____ TEKS HALAMAN

Menteri Lingkungan Hidup dan Kehutanan Siti Nurbaya menegaskan program Perhutanan Sosial yang sedang digeber bukan sekadar bagi-bagi lahan. Ini adalah program sistematis untuk meningkatkan produktivitas dan penghasilan yang berujung pada peningkatan kesejahteraan masyarakat.
“Penting di sini bahwa Perhutanan Sosial bukan hanya program bagi-bagi lahan atau akses lahan, tetapi merupakan program yang sistematis, untuk membuat masyarakat Indonesia menjadi produktif bekerja, dan ada penghasilan, yang ujungnya akan sampai kepada kesejahteraan perubahan sosial,” ujar Siti Nurbaya saat membuka Festival Perhutanan Sosial Nusantara (Pesona) di Auditorium Dr. Soedjarwo, Gedung Manggala Wanabakti, Jakarta, Rabu (6/9/2017).
Dia melanjutkan, adanya Perhutanan Sosial juga menjadi bentuk pengakuan dan perlindungan kepada masyarakat hukum adat, untuk mengelola hutan, sekaligus menghapuskan persepsi adanya rakyat ilegal di dalam kawasan hutan.
“Bapak presiden berkali-kali menugaskan kepada saya, bahwa saat ini tidak boleh lagi ada atau persepsi rakyat ilegal di dalam hutan, tidak ada yang rakyat yang ilegal di Indonesia,” tegas Menteri Nurbaya.
Dalam program Perhutanan Sosial, masyarakat mendapatkan status hutan hak untuk mengelola lahan hutan, ataupun melakukan kegiatan usaha berbasis lahan hutan, dalam bentuk Hutan Desa (HD), Hutan Kemasyarakatan (HKm), Hutan Tanaman Rakyat (HTR), Hutan Adat (HA), serta kemitraan kehutanan.

________

KUMPULAN LATIHAN -
a) Ubahlah bagian teks halaman yang dimulai pada "Dia melanjutkan, adanya" dan berakhir pada "serta kemitraan kehutanan.", lalu tuliskan kembali dengan mengganti "rakyat ilegal" menjadi "warga ilegal".
b) Bisakah paragraf teks halaman yang diawali "Dalam program Perhutanan Sosial" diringkas menjadi daftar poin yang tetap memuat fakta utamanya?
c) Menurut teks halaman, mengapa Perhutanan Sosial disebut bukan sekadar program bagi-bagi lahan?
Entri setelah ini sama sekali tidak diperlukan untuk latihan ini.

____ DATA YANG DIBERIKAN

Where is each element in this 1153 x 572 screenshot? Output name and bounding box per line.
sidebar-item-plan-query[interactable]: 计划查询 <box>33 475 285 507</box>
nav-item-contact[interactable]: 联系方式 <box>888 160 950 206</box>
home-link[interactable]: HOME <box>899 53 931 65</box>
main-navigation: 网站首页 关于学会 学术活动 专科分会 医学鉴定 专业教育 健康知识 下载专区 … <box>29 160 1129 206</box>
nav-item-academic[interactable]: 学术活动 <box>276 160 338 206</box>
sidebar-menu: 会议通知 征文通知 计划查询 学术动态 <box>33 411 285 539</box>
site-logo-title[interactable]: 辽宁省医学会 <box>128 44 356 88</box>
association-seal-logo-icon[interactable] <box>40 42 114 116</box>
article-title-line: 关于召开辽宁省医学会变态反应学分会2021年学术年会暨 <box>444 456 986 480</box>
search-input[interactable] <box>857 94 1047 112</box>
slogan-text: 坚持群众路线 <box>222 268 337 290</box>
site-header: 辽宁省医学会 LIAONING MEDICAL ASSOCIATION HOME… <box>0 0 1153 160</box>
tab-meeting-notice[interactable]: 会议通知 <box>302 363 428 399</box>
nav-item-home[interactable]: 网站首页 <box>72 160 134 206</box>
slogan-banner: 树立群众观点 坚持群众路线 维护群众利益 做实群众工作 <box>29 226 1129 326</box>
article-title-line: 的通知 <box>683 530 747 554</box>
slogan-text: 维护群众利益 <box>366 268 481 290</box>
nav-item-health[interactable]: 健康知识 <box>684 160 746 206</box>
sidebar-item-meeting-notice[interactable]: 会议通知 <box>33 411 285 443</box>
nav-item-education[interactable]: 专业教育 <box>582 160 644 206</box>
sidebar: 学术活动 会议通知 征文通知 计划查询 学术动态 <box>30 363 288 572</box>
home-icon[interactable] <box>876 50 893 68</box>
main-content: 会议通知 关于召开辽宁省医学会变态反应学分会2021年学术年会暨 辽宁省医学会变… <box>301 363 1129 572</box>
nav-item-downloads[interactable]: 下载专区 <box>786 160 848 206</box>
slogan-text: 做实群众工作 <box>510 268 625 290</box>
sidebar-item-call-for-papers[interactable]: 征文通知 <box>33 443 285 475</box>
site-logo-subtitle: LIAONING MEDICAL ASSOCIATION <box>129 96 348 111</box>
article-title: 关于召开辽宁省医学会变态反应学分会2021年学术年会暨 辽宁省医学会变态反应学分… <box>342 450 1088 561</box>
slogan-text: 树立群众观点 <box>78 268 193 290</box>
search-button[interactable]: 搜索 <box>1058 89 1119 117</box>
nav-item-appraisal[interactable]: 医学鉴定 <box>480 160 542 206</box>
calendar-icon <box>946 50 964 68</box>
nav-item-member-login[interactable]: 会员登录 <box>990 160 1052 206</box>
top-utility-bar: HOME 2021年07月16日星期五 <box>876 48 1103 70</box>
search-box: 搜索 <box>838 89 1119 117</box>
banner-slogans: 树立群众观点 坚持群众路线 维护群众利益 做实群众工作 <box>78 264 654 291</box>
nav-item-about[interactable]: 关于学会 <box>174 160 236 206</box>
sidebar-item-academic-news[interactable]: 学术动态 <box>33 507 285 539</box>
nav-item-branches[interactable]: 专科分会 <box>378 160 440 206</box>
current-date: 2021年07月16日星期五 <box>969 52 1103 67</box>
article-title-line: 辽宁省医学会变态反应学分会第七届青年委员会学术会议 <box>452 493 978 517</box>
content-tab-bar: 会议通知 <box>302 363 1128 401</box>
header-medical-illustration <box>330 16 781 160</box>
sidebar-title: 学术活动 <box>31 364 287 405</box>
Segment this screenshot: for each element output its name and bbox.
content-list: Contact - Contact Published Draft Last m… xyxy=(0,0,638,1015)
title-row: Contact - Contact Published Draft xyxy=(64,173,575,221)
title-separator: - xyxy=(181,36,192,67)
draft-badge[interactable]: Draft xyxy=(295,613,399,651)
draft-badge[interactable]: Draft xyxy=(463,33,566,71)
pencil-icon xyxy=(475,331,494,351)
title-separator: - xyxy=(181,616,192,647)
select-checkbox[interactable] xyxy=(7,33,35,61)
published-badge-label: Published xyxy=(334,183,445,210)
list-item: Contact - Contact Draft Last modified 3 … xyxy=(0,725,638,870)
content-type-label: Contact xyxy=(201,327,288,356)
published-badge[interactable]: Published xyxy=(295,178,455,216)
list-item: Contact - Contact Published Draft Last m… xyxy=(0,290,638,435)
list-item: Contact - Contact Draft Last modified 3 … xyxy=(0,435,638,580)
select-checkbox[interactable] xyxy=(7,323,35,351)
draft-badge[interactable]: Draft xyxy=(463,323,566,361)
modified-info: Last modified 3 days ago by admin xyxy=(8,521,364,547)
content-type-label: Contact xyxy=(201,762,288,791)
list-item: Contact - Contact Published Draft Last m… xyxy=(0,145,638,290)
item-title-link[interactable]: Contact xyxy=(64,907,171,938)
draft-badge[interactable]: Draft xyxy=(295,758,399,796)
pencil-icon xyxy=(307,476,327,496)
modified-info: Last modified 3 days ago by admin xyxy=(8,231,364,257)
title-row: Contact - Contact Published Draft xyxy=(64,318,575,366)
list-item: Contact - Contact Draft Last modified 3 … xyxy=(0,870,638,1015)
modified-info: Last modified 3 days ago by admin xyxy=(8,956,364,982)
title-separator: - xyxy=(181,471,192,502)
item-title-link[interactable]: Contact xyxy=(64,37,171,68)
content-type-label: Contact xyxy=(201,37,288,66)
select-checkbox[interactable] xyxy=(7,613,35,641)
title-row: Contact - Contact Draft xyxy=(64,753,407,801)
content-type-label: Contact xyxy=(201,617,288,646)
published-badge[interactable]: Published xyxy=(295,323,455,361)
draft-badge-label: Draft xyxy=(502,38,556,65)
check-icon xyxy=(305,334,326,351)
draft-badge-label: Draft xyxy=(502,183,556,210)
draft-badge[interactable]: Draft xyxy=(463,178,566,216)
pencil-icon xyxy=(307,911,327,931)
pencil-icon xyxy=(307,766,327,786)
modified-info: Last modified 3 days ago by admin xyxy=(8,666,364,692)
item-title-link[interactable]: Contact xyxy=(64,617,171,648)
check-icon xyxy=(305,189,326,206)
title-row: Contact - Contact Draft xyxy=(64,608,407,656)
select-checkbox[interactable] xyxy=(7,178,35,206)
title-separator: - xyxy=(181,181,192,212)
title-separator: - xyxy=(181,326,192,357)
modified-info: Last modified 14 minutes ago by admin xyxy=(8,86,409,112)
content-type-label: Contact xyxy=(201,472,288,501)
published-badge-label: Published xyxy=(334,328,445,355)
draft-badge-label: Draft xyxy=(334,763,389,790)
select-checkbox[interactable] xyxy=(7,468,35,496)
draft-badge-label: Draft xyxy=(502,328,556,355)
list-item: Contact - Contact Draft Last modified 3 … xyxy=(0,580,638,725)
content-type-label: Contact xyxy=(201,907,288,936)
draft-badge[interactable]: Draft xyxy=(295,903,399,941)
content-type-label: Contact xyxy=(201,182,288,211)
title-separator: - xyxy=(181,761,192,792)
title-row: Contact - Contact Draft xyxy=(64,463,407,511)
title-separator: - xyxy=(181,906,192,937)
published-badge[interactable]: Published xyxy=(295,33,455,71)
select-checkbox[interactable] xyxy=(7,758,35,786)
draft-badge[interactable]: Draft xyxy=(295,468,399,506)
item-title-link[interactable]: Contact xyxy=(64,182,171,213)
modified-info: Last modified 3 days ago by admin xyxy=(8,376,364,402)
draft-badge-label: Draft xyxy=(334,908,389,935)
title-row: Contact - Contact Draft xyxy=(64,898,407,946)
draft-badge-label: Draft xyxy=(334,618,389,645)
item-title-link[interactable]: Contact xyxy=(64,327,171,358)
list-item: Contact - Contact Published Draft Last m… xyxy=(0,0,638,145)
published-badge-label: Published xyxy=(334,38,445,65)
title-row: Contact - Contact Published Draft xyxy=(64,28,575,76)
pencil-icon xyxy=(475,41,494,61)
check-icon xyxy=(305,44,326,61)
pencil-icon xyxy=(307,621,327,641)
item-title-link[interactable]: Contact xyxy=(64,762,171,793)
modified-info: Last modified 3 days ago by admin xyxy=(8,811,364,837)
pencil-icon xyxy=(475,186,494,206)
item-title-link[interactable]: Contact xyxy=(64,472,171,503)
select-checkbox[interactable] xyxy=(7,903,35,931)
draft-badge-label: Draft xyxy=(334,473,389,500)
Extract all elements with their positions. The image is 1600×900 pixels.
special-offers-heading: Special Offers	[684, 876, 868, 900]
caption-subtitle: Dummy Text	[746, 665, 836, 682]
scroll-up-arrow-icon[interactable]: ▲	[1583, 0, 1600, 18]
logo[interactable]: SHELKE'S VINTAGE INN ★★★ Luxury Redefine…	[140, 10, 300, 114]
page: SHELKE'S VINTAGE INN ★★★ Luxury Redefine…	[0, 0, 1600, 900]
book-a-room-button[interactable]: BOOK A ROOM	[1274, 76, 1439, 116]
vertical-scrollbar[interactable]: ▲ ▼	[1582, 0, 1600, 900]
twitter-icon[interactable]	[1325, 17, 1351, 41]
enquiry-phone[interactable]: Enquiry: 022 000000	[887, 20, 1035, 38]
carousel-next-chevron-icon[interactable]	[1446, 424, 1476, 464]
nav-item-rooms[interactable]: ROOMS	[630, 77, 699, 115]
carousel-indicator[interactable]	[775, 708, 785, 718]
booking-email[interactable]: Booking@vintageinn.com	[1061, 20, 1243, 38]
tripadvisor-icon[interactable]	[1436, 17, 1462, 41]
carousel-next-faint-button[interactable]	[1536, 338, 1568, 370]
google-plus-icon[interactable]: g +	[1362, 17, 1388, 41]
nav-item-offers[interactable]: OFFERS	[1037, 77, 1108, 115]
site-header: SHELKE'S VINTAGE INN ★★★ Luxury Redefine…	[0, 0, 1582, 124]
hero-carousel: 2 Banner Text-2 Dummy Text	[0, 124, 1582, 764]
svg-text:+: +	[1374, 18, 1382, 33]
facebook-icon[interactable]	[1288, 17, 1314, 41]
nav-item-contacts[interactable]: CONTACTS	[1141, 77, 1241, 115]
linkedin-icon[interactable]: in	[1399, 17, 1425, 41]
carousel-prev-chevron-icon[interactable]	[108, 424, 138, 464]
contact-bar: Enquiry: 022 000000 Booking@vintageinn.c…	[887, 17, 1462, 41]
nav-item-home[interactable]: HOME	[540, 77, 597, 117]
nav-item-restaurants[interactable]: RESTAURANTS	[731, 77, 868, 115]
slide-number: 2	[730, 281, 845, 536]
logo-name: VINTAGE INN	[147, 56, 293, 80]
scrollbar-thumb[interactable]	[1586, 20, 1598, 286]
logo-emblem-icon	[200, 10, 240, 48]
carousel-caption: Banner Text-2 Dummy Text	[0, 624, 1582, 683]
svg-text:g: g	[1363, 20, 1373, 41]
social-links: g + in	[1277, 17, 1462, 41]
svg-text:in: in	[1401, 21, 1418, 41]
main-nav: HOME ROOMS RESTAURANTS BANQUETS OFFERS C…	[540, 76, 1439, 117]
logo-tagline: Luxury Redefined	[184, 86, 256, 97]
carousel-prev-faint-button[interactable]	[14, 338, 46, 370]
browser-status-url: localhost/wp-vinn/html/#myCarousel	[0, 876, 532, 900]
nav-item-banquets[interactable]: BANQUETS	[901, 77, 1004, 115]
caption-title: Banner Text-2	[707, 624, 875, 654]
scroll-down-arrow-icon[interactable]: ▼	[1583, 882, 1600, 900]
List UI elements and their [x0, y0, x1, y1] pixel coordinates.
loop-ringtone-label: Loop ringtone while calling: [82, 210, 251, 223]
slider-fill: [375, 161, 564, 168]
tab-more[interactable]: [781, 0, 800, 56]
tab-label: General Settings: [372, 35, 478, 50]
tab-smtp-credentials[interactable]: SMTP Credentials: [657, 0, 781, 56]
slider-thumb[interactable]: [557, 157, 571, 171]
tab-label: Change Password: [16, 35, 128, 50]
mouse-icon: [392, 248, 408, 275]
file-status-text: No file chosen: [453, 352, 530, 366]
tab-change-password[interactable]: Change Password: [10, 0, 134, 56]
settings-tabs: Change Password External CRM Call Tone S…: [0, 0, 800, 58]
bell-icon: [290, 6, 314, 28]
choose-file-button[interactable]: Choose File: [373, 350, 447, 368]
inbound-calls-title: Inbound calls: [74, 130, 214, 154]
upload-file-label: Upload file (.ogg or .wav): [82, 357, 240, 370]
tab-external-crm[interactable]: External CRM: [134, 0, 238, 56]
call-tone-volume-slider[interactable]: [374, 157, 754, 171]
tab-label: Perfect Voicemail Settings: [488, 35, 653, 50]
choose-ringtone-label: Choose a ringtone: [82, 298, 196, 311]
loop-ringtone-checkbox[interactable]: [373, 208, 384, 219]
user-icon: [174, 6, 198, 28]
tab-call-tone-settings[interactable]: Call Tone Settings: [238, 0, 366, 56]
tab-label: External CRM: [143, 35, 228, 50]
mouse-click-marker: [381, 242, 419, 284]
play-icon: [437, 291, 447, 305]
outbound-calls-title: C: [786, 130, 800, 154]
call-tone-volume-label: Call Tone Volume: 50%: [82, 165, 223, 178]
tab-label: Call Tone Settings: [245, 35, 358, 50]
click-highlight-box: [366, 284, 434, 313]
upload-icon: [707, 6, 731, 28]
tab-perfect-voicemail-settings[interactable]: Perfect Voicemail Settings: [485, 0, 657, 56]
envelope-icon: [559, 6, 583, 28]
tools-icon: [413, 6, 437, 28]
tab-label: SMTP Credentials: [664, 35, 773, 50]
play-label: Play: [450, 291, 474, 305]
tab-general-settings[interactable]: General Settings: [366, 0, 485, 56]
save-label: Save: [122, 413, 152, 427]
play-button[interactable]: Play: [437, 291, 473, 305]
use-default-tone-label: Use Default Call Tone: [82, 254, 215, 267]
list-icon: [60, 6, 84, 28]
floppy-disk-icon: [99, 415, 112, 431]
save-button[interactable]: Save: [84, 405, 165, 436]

________

JAWABAN -
a)
Dia melanjutkan, adanya Perhutanan Sosial juga menjadi bentuk pengakuan dan perlindungan kepada masyarakat hukum adat, untuk mengelola hutan, sekaligus menghapuskan persepsi adanya warga ilegal di dalam kawasan hutan.
“Bapak presiden berkali-kali menugaskan kepada saya, bahwa saat ini tidak boleh lagi ada atau persepsi warga ilegal di dalam hutan, tidak ada yang rakyat yang ilegal di Indonesia,” tegas Menteri Nurbaya.
Dalam program Perhutanan Sosial, masyarakat mendapatkan status hutan hak untuk mengelola lahan hutan, ataupun melakukan kegiatan usaha berbasis lahan hutan, dalam bentuk Hutan Desa (HD), Hutan Kemasyarakatan (HKm), Hutan Tanaman Rakyat (HTR), Hutan Adat (HA), serta kemitraan kehutanan.

b)
- Dalam program Perhutanan Sosial, masyarakat mendapat status hutan hak.
- Status itu memungkinkan mereka mengelola lahan hutan atau menjalankan usaha berbasis lahan hutan.
- Bentuknya meliputi:
  - Hutan Desa (HD)
  - Hutan Kemasyarakatan (HKm)
  - Hutan Tanaman Rakyat (HTR)
  - Hutan Adat (HA)
  - kemitraan kehutanan

c) Perhutanan Sosial merupakan program sistematis agar masyarakat Indonesia produktif bekerja dan memperoleh penghasilan. Ujungnya adalah peningkatan kesejahteraan masyarakat.